Set task – Look through the data below. Pick out the lines holding the string "Medicine".

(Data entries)

⁂

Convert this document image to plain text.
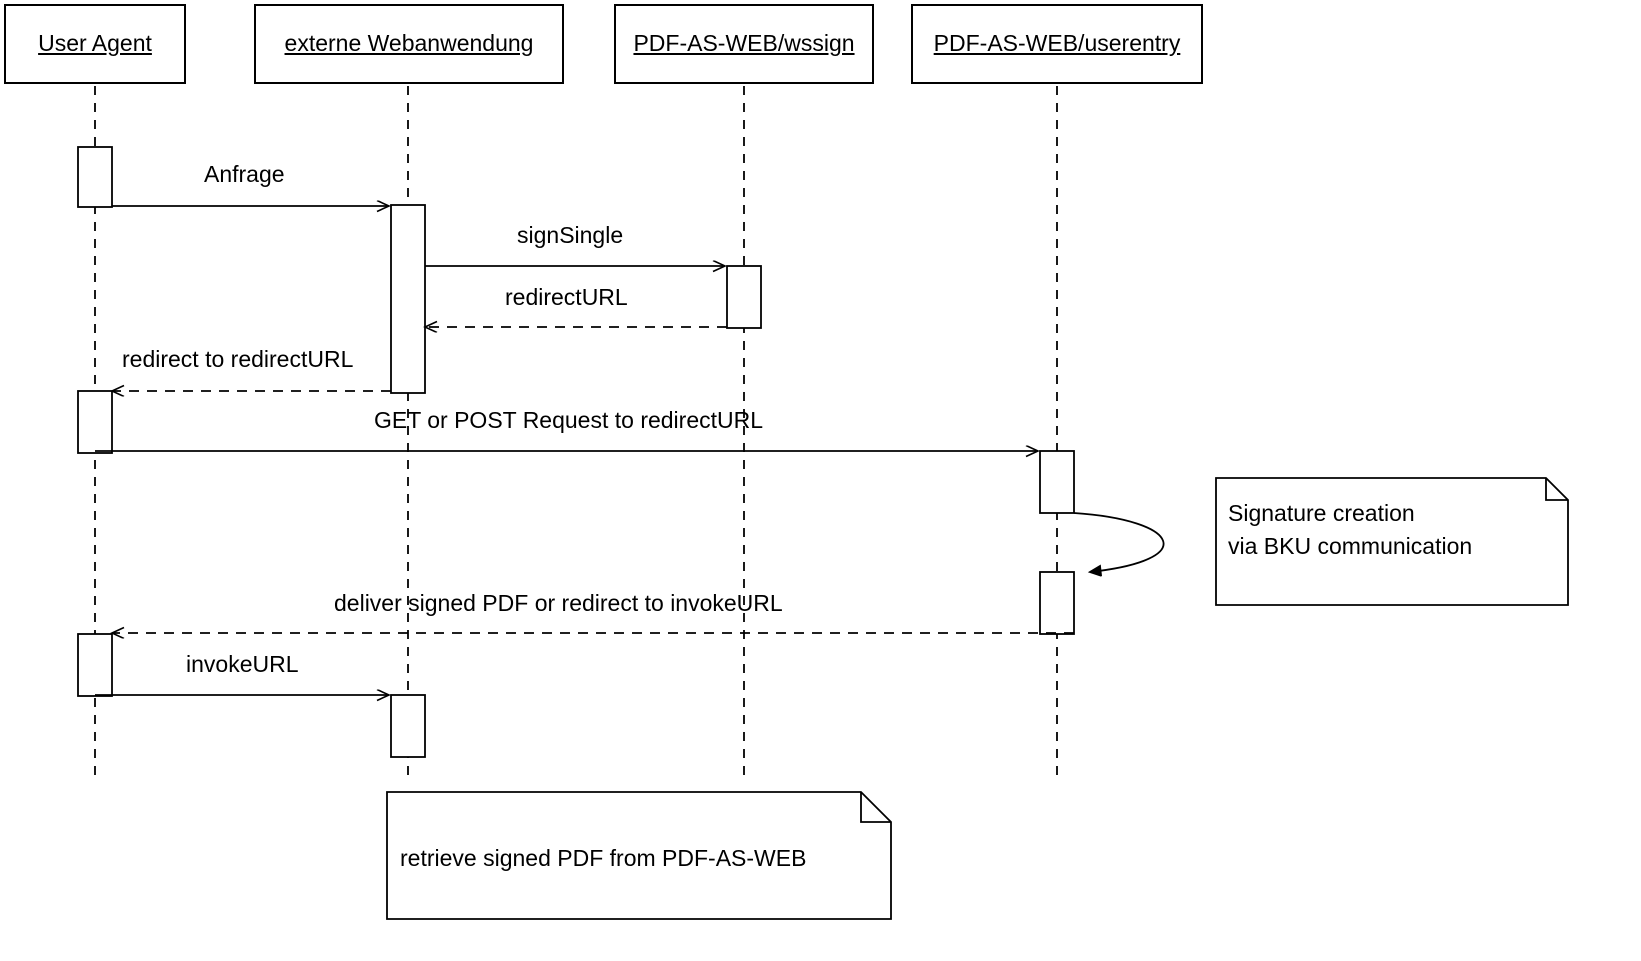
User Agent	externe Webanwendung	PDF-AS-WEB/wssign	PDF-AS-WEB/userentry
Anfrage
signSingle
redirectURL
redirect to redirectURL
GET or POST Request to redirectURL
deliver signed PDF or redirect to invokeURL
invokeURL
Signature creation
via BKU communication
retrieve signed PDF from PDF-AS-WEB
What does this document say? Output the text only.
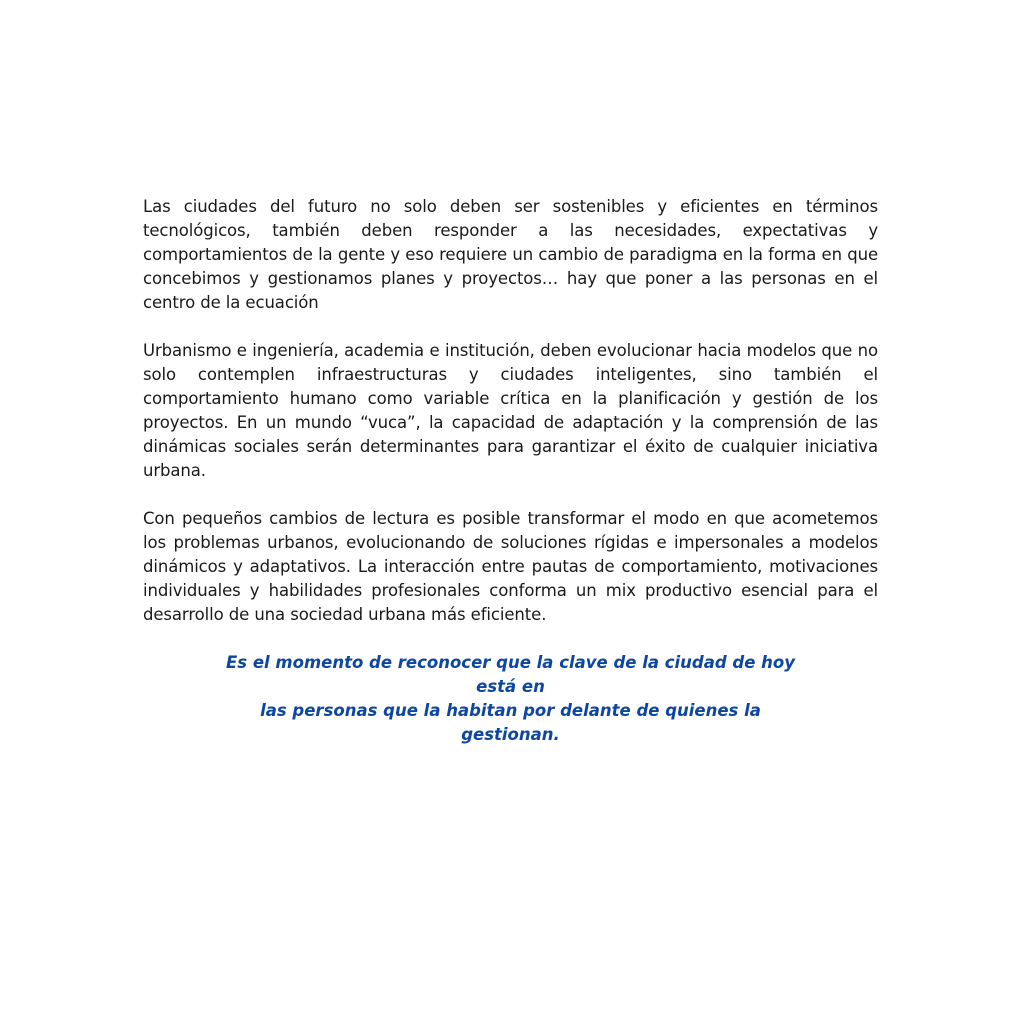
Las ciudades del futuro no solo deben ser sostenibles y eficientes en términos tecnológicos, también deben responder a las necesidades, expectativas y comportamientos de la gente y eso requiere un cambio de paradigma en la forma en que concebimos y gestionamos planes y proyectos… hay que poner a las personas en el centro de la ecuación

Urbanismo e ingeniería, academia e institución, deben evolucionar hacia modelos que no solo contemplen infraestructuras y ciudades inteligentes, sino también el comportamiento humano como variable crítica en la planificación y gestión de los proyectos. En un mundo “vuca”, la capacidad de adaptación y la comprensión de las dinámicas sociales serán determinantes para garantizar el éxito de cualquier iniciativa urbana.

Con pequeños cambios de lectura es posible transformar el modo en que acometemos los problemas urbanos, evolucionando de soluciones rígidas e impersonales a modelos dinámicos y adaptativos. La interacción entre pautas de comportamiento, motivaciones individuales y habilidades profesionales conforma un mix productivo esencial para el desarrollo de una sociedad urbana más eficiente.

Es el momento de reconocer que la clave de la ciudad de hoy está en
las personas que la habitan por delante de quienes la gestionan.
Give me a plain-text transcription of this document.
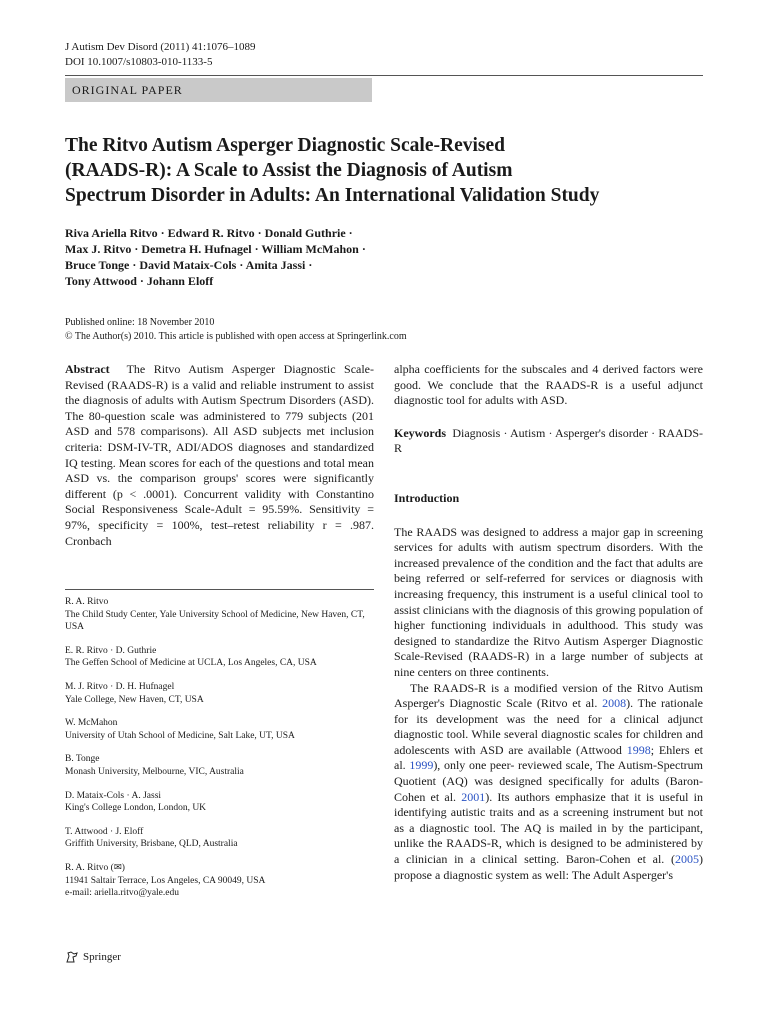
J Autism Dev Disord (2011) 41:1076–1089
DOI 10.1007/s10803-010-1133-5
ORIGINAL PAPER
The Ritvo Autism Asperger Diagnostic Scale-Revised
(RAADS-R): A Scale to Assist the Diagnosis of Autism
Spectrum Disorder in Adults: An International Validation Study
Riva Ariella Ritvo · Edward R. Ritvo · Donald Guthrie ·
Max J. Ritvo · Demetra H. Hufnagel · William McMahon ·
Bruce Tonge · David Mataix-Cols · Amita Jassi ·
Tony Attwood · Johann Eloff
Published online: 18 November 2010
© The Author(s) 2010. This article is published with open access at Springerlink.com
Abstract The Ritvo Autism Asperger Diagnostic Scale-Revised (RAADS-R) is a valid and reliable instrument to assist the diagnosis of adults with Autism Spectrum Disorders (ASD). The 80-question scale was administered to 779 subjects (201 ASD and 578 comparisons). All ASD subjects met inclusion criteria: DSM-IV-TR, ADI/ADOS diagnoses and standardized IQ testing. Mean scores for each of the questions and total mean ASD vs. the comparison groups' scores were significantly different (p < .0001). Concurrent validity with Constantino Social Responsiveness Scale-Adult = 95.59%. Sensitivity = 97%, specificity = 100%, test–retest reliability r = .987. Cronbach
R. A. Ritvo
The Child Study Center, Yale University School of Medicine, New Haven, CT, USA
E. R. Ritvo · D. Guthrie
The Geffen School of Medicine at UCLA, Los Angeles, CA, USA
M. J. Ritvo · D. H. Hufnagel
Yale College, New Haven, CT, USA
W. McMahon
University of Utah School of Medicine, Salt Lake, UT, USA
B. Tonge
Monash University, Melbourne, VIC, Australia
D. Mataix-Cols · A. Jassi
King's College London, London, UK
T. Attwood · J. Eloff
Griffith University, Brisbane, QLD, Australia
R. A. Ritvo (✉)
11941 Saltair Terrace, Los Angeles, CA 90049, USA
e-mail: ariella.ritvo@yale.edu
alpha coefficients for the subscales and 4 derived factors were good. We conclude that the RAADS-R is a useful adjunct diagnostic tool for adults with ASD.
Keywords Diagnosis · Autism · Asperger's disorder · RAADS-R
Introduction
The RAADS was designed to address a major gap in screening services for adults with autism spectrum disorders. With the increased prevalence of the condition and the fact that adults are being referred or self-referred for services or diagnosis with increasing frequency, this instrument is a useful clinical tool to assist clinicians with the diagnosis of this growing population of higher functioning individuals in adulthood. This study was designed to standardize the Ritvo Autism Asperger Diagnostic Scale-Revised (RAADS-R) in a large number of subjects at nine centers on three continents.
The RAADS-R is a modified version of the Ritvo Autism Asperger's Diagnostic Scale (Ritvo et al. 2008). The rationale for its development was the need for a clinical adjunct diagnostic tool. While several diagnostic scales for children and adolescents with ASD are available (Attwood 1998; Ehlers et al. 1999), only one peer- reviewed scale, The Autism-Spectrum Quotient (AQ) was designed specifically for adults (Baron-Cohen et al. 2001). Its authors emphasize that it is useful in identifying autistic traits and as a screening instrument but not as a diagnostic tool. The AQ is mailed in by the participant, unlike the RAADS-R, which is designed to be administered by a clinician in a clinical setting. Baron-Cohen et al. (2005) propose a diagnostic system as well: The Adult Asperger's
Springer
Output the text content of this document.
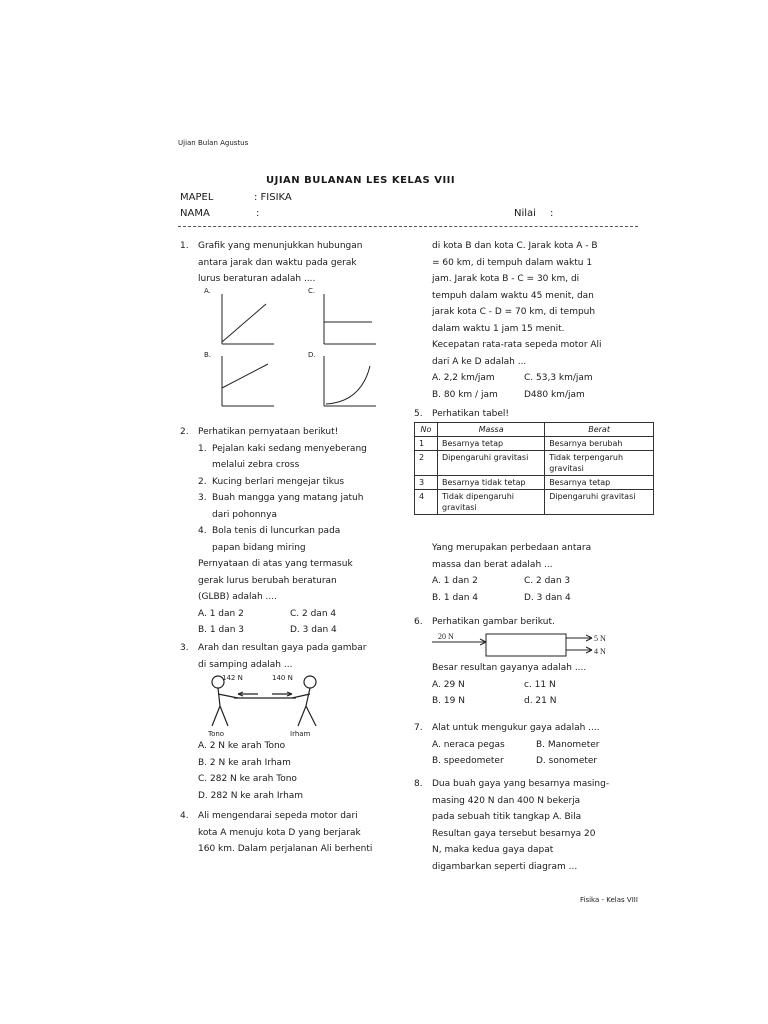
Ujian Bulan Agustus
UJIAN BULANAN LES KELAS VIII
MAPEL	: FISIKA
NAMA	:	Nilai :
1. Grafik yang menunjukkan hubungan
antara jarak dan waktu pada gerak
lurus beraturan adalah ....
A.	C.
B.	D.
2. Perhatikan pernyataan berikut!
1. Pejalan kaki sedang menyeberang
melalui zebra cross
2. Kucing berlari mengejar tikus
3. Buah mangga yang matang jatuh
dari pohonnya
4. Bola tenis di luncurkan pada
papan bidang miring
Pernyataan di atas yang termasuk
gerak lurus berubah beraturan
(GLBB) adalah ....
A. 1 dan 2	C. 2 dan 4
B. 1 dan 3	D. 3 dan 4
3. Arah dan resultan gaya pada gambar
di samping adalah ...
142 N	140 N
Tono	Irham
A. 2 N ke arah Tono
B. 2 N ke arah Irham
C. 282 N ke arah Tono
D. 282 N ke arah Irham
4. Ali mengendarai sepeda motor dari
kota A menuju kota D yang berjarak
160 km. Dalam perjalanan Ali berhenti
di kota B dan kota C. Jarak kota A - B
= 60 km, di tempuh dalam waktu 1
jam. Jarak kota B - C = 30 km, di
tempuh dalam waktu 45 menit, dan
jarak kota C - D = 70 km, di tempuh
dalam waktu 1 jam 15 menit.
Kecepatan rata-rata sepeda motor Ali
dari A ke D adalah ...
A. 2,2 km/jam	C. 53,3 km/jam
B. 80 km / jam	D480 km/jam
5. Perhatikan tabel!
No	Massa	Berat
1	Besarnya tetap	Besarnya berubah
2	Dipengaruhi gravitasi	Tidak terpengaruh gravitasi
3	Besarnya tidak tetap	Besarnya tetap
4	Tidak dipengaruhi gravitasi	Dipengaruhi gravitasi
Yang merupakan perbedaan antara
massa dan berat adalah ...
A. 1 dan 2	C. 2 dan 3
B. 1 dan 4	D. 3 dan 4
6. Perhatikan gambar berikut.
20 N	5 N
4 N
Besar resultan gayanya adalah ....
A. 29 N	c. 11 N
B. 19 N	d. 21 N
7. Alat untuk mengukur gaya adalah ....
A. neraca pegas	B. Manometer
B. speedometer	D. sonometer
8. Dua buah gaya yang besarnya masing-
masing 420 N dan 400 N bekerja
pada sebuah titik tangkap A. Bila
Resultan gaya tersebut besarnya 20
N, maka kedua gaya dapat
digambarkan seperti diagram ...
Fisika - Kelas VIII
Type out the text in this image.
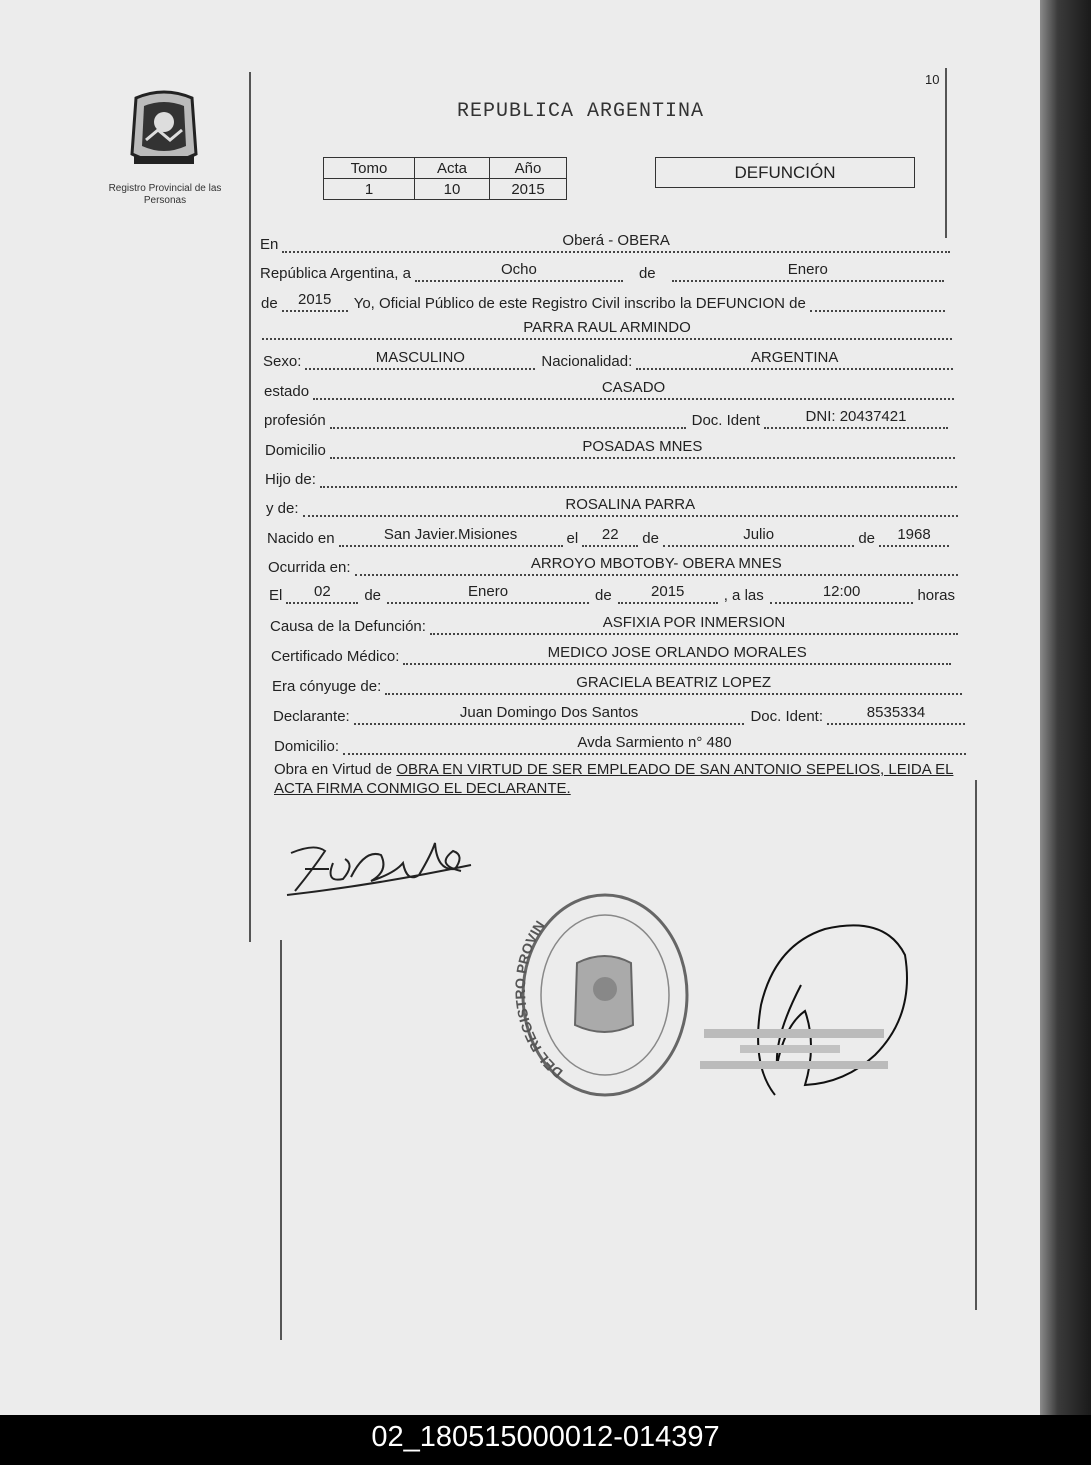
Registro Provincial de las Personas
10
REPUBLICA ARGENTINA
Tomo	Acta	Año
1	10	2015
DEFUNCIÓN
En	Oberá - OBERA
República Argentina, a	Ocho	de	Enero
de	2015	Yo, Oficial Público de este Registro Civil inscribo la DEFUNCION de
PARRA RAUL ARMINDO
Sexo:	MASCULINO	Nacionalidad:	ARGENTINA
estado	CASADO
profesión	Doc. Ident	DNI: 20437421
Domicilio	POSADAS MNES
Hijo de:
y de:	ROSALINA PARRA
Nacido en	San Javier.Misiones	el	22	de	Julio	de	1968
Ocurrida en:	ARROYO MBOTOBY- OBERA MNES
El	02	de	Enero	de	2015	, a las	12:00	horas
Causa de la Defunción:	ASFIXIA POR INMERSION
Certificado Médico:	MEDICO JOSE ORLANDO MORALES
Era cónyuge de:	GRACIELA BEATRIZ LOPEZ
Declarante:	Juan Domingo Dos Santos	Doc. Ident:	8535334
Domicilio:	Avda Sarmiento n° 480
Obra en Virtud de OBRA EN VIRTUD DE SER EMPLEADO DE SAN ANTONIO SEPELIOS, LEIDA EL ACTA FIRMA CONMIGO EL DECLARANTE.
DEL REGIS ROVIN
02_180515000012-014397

⁂

Output –
The Child Study Center, Yale University School of Medicine, New Haven, CT, USA
The Geffen School of Medicine at UCLA, Los Angeles, CA, USA
University of Utah School of Medicine, Salt Lake, UT, USA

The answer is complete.